TASK STATEMENT:
Reproduce each line exactly.
## start
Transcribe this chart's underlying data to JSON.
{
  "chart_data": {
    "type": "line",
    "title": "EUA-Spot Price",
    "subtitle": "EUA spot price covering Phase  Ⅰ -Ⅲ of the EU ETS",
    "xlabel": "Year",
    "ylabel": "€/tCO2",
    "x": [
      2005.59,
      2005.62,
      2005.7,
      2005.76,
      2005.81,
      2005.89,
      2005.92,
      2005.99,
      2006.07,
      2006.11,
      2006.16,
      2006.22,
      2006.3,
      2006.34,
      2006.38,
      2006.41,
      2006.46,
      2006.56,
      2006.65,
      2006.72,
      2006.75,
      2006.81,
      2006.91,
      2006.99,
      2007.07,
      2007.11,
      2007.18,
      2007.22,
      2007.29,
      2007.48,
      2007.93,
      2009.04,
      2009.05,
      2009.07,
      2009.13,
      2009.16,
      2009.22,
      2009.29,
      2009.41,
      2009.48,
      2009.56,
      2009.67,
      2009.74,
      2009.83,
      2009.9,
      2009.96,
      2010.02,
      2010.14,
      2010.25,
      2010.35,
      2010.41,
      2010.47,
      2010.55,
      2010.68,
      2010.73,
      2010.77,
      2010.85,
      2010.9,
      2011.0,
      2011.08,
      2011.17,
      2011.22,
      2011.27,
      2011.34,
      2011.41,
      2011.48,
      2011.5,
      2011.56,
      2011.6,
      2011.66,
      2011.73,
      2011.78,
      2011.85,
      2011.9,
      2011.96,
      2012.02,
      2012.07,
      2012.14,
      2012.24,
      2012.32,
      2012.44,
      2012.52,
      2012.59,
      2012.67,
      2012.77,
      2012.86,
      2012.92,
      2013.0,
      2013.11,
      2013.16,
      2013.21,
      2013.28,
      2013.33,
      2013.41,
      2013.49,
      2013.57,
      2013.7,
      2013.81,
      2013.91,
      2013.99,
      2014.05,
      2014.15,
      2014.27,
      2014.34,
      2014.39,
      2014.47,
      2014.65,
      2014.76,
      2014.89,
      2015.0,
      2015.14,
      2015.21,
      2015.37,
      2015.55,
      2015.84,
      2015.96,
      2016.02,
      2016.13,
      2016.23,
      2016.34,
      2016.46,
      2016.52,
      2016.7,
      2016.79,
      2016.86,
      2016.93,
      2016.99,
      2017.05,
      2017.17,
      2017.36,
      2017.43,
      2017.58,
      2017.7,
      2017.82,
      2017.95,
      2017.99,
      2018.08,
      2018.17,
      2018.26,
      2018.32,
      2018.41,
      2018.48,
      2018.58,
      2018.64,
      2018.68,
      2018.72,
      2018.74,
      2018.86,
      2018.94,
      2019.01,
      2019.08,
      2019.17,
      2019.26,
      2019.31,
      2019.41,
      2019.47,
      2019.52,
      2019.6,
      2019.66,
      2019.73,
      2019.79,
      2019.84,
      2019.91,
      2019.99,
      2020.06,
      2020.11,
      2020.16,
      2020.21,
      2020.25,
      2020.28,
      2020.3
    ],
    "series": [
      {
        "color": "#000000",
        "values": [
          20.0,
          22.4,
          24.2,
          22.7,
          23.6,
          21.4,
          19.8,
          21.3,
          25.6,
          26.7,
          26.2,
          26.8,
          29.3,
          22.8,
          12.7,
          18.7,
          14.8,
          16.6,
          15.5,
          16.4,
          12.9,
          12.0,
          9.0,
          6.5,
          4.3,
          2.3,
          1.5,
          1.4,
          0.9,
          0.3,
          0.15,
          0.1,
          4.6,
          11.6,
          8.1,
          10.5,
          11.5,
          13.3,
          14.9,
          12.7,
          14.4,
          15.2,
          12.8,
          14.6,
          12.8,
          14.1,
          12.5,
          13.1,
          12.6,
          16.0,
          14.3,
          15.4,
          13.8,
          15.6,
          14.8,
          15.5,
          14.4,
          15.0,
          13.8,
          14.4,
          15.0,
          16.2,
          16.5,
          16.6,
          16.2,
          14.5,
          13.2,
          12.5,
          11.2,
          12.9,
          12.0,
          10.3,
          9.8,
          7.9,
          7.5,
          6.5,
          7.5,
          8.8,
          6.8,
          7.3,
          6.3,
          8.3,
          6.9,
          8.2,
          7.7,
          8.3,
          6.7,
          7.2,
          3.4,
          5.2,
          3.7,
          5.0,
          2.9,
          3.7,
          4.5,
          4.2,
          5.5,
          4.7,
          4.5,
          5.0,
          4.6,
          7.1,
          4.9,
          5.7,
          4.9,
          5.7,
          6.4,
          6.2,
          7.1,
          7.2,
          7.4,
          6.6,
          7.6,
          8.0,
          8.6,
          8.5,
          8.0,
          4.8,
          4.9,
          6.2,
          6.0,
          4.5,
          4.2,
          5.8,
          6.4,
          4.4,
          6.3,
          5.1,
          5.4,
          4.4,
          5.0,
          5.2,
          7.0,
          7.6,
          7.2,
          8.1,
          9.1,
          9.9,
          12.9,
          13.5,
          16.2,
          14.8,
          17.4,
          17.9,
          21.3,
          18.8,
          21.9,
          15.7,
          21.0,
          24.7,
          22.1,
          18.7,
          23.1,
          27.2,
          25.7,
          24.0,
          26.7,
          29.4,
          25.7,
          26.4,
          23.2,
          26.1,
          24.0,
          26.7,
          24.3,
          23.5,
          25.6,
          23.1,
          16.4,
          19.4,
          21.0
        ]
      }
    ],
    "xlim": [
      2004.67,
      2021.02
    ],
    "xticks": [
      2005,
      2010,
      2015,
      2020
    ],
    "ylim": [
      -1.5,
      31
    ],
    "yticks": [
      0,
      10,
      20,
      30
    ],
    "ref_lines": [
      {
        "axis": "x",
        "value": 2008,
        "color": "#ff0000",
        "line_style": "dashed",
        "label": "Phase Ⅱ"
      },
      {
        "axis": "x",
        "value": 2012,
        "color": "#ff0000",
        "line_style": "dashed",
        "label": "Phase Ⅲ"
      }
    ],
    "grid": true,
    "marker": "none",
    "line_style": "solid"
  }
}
## end
TASK RESPONSE:
Transcribe this chart's underlying data to JSON.
{
  "chart_data": {
    "type": "line",
    "title": "EUA-Spot Price",
    "subtitle": "EUA spot price covering Phase  Ⅰ -Ⅲ of the EU ETS",
    "xlabel": "Year",
    "ylabel": "€/tCO2",
    "x": [
      2005.59,
      2005.62,
      2005.7,
      2005.76,
      2005.81,
      2005.89,
      2005.92,
      2005.99,
      2006.07,
      2006.11,
      2006.16,
      2006.22,
      2006.3,
      2006.34,
      2006.38,
      2006.41,
      2006.46,
      2006.56,
      2006.65,
      2006.72,
      2006.75,
      2006.81,
      2006.91,
      2006.99,
      2007.07,
      2007.11,
      2007.18,
      2007.22,
      2007.29,
      2007.48,
      2007.93,
      2009.04,
      2009.05,
      2009.07,
      2009.13,
      2009.16,
      2009.22,
      2009.29,
      2009.41,
      2009.48,
      2009.56,
      2009.67,
      2009.74,
      2009.83,
      2009.9,
      2009.96,
      2010.02,
      2010.14,
      2010.25,
      2010.35,
      2010.41,
      2010.47,
      2010.55,
      2010.68,
      2010.73,
      2010.77,
      2010.85,
      2010.9,
      2011.0,
      2011.08,
      2011.17,
      2011.22,
      2011.27,
      2011.34,
      2011.41,
      2011.48,
      2011.5,
      2011.56,
      2011.6,
      2011.66,
      2011.73,
      2011.78,
      2011.85,
      2011.9,
      2011.96,
      2012.02,
      2012.07,
      2012.14,
      2012.24,
      2012.32,
      2012.44,
      2012.52,
      2012.59,
      2012.67,
      2012.77,
      2012.86,
      2012.92,
      2013.0,
      2013.11,
      2013.16,
      2013.21,
      2013.28,
      2013.33,
      2013.41,
      2013.49,
      2013.57,
      2013.7,
      2013.81,
      2013.91,
      2013.99,
      2014.05,
      2014.15,
      2014.27,
      2014.34,
      2014.39,
      2014.47,
      2014.65,
      2014.76,
      2014.89,
      2015.0,
      2015.14,
      2015.21,
      2015.37,
      2015.55,
      2015.84,
      2015.96,
      2016.02,
      2016.13,
      2016.23,
      2016.34,
      2016.46,
      2016.52,
      2016.7,
      2016.79,
      2016.86,
      2016.93,
      2016.99,
      2017.05,
      2017.17,
      2017.36,
      2017.43,
      2017.58,
      2017.7,
      2017.82,
      2017.95,
      2017.99,
      2018.08,
      2018.17,
      2018.26,
      2018.32,
      2018.41,
      2018.48,
      2018.58,
      2018.64,
      2018.68,
      2018.72,
      2018.74,
      2018.86,
      2018.94,
      2019.01,
      2019.08,
      2019.17,
      2019.26,
      2019.31,
      2019.41,
      2019.47,
      2019.52,
      2019.6,
      2019.66,
      2019.73,
      2019.79,
      2019.84,
      2019.91,
      2019.99,
      2020.06,
      2020.11,
      2020.16,
      2020.21,
      2020.25,
      2020.28,
      2020.3
    ],
    "series": [
      {
        "color": "#000000",
        "values": [
          20.0,
          22.4,
          24.2,
          22.7,
          23.6,
          21.4,
          19.8,
          21.3,
          25.6,
          26.7,
          26.2,
          26.8,
          29.3,
          22.8,
          12.7,
          18.7,
          14.8,
          16.6,
          15.5,
          16.4,
          12.9,
          12.0,
          9.0,
          6.5,
          4.3,
          2.3,
          1.5,
          1.4,
          0.9,
          0.3,
          0.15,
          0.1,
          4.6,
          11.6,
          8.1,
          10.5,
          11.5,
          13.3,
          14.9,
          12.7,
          14.4,
          15.2,
          12.8,
          14.6,
          12.8,
          14.1,
          12.5,
          13.1,
          12.6,
          16.0,
          14.3,
          15.4,
          13.8,
          15.6,
          14.8,
          15.5,
          14.4,
          15.0,
          13.8,
          14.4,
          15.0,
          16.2,
          16.5,
          16.6,
          16.2,
          14.5,
          13.2,
          12.5,
          11.2,
          12.9,
          12.0,
          10.3,
          9.8,
          7.9,
          7.5,
          6.5,
          7.5,
          8.8,
          6.8,
          7.3,
          6.3,
          8.3,
          6.9,
          8.2,
          7.7,
          8.3,
          6.7,
          7.2,
          3.4,
          5.2,
          3.7,
          5.0,
          2.9,
          3.7,
          4.5,
          4.2,
          5.5,
          4.7,
          4.5,
          5.0,
          4.6,
          7.1,
          4.9,
          5.7,
          4.9,
          5.7,
          6.4,
          6.2,
          7.1,
          7.2,
          7.4,
          6.6,
          7.6,
          8.0,
          8.6,
          8.5,
          8.0,
          4.8,
          4.9,
          6.2,
          6.0,
          4.5,
          4.2,
          5.8,
          6.4,
          4.4,
          6.3,
          5.1,
          5.4,
          4.4,
          5.0,
          5.2,
          7.0,
          7.6,
          7.2,
          8.1,
          9.1,
          9.9,
          12.9,
          13.5,
          16.2,
          14.8,
          17.4,
          17.9,
          21.3,
          18.8,
          21.9,
          15.7,
          21.0,
          24.7,
          22.1,
          18.7,
          23.1,
          27.2,
          25.7,
          24.0,
          26.7,
          29.4,
          25.7,
          26.4,
          23.2,
          26.1,
          24.0,
          26.7,
          24.3,
          23.5,
          25.6,
          23.1,
          16.4,
          19.4,
          21.0
        ]
      }
    ],
    "xlim": [
      2004.67,
      2021.02
    ],
    "xticks": [
      2005,
      2010,
      2015,
      2020
    ],
    "ylim": [
      -1.5,
      31
    ],
    "yticks": [
      0,
      10,
      20,
      30
    ],
    "ref_lines": [
      {
        "axis": "x",
        "value": 2008,
        "color": "#ff0000",
        "line_style": "dashed",
        "label": "Phase Ⅱ"
      },
      {
        "axis": "x",
        "value": 2012,
        "color": "#ff0000",
        "line_style": "dashed",
        "label": "Phase Ⅲ"
      }
    ],
    "grid": true,
    "marker": "none",
    "line_style": "solid"
  }
}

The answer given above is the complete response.